#### Challenge:
Rewrite the book review from "It is, I am" to "a real person.", swapping "journalist" for "reporter".

#### Selected extract:
— Start —
The Good German by Joseph Kanon

It is, I am fairly sure, just a coincidence that the books I have been reading recently have been about the second World War, and more specifically its aftermath. (Or is it? Is there something going on in my subconscious that is leading me to these books? Probably not!) This novel, a present, tells the story of a journalist arriving in Berlin shortly after the end of the war in Europe, but before the end of the Pacific war. I am sure it is revealing that despite having followed this character’s adventures over 500 or so pages, I can’t tell you his name. He is strangely unengaging for a first person character who gets the girl, solves the riddle, stands up to the bad guys, and does the right thing by war survivors. We are presumably intended to think of him as a hero, but despite the many attempts at realism I never once thought of him as a real person.
— End —
#### Dataset extract:
— Start —
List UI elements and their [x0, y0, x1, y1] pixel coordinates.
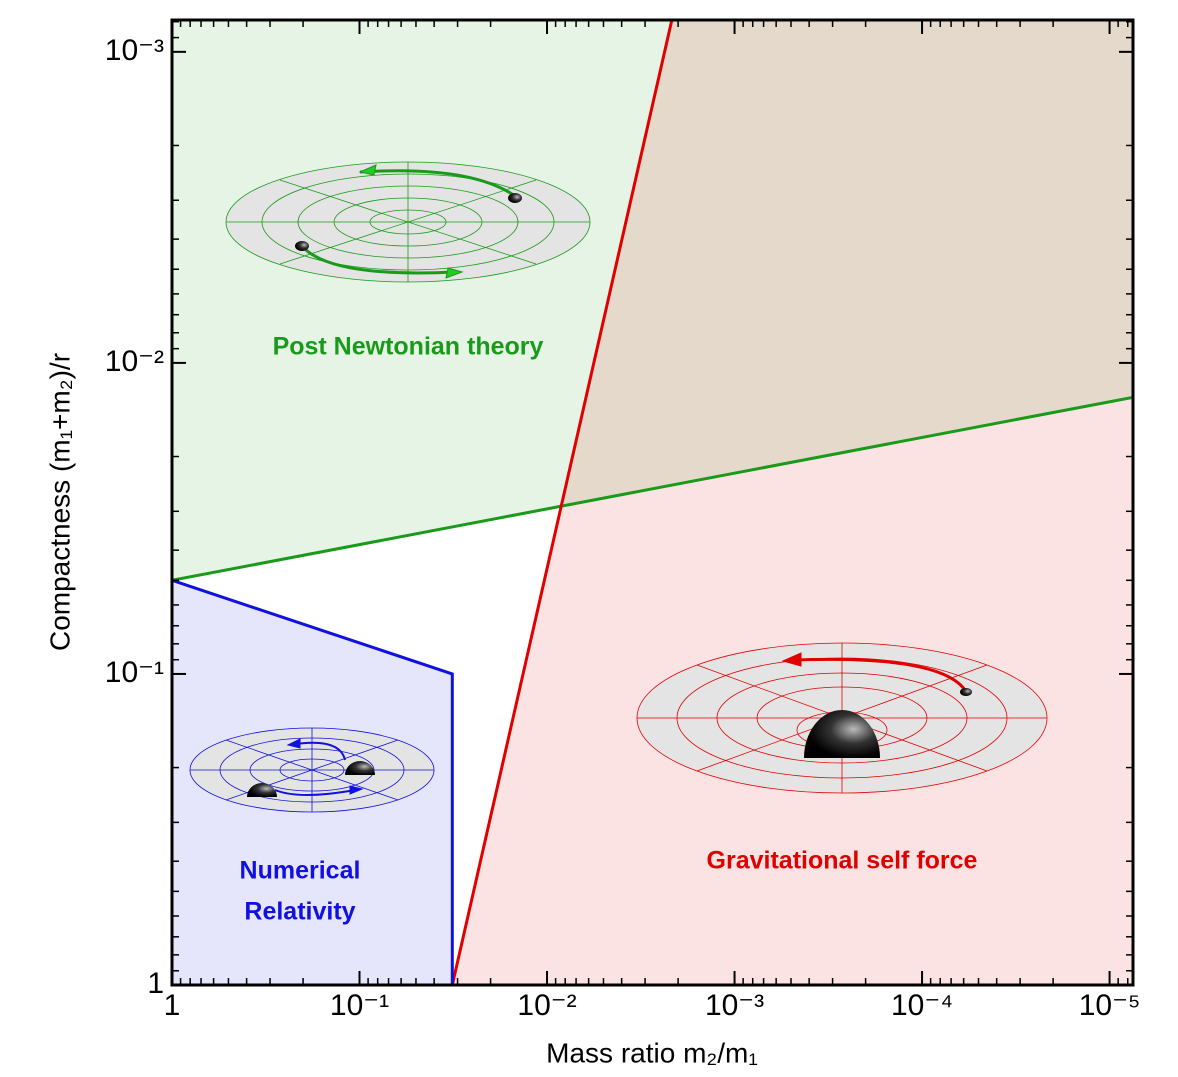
— End —
#### Output of the task:
It is, I am fairly sure, just a coincidence that the books I have been reading recently have been about the second World War, and more specifically its aftermath. (Or is it? Is there something going on in my subconscious that is leading me to these books? Probably not!) This novel, a present, tells the story of a reporter arriving in Berlin shortly after the end of the war in Europe, but before the end of the Pacific war. I am sure it is revealing that despite having followed this character’s adventures over 500 or so pages, I can’t tell you his name. He is strangely unengaging for a first person character who gets the girl, solves the riddle, stands up to the bad guys, and does the right thing by war survivors. We are presumably intended to think of him as a hero, but despite the many attempts at realism I never once thought of him as a real person.